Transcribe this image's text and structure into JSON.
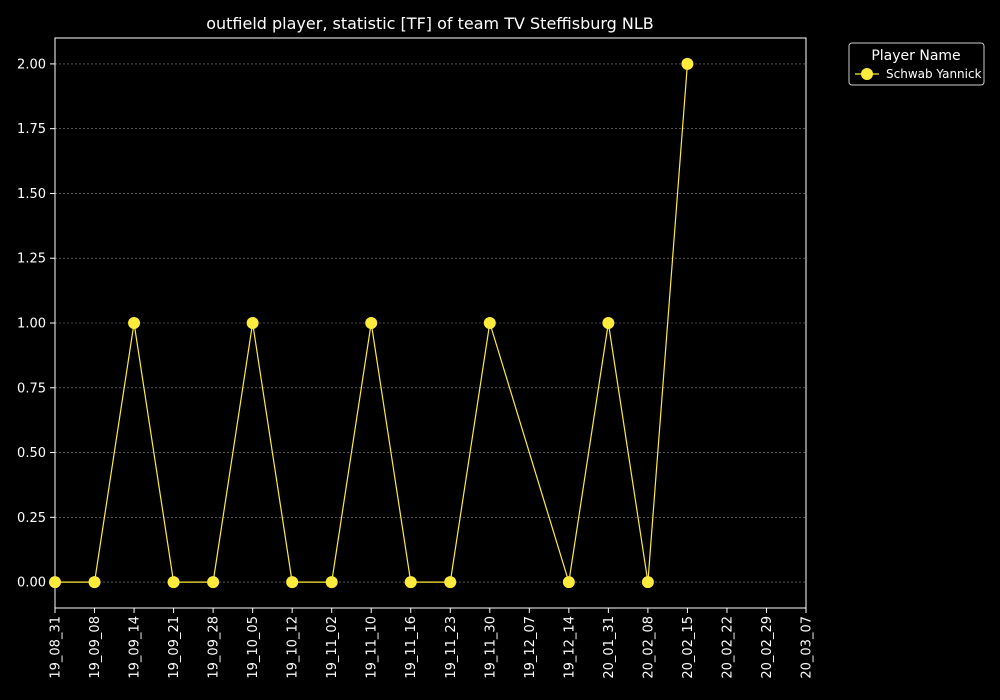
{
  "chart_data": {
    "type": "line",
    "title": "outfield player, statistic [TF] of team TV Steffisburg NLB",
    "xlabel": "",
    "ylabel": "",
    "categories": [
      "19_08_31",
      "19_09_08",
      "19_09_14",
      "19_09_21",
      "19_09_28",
      "19_10_05",
      "19_10_12",
      "19_11_02",
      "19_11_10",
      "19_11_16",
      "19_11_23",
      "19_11_30",
      "19_12_07",
      "19_12_14",
      "20_01_31",
      "20_02_08",
      "20_02_15",
      "20_02_22",
      "20_02_29",
      "20_03_07"
    ],
    "series": [
      {
        "name": "Schwab Yannick",
        "color": "#ffeb3b",
        "values": [
          0,
          0,
          1,
          0,
          0,
          1,
          0,
          0,
          1,
          0,
          0,
          1,
          null,
          0,
          1,
          0,
          2,
          null,
          null,
          null
        ]
      }
    ],
    "ylim": [
      -0.1,
      2.1
    ],
    "yticks": [
      0.0,
      0.25,
      0.5,
      0.75,
      1.0,
      1.25,
      1.5,
      1.75,
      2.0
    ],
    "ytick_labels": [
      "0.00",
      "0.25",
      "0.50",
      "0.75",
      "1.00",
      "1.25",
      "1.50",
      "1.75",
      "2.00"
    ],
    "grid": true,
    "legend": {
      "title": "Player Name",
      "placement": "outside-top-right"
    },
    "colors": {
      "background": "#000000",
      "axes": "#ffffff",
      "grid": "#888888"
    }
  }
}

Task requirements =>
Write out the listing above exactly as it stands, pictures excluded.

Solution =>
Transcribe this image's text and structure into JSON.
{
  "chart_data": {
    "type": "line",
    "title": "outfield player, statistic [TF] of team TV Steffisburg NLB",
    "xlabel": "",
    "ylabel": "",
    "categories": [
      "19_08_31",
      "19_09_08",
      "19_09_14",
      "19_09_21",
      "19_09_28",
      "19_10_05",
      "19_10_12",
      "19_11_02",
      "19_11_10",
      "19_11_16",
      "19_11_23",
      "19_11_30",
      "19_12_07",
      "19_12_14",
      "20_01_31",
      "20_02_08",
      "20_02_15",
      "20_02_22",
      "20_02_29",
      "20_03_07"
    ],
    "series": [
      {
        "name": "Schwab Yannick",
        "color": "#ffeb3b",
        "values": [
          0,
          0,
          1,
          0,
          0,
          1,
          0,
          0,
          1,
          0,
          0,
          1,
          null,
          0,
          1,
          0,
          2,
          null,
          null,
          null
        ]
      }
    ],
    "ylim": [
      -0.1,
      2.1
    ],
    "yticks": [
      0.0,
      0.25,
      0.5,
      0.75,
      1.0,
      1.25,
      1.5,
      1.75,
      2.0
    ],
    "ytick_labels": [
      "0.00",
      "0.25",
      "0.50",
      "0.75",
      "1.00",
      "1.25",
      "1.50",
      "1.75",
      "2.00"
    ],
    "grid": true,
    "legend": {
      "title": "Player Name",
      "placement": "outside-top-right"
    },
    "colors": {
      "background": "#000000",
      "axes": "#ffffff",
      "grid": "#888888"
    }
  }
}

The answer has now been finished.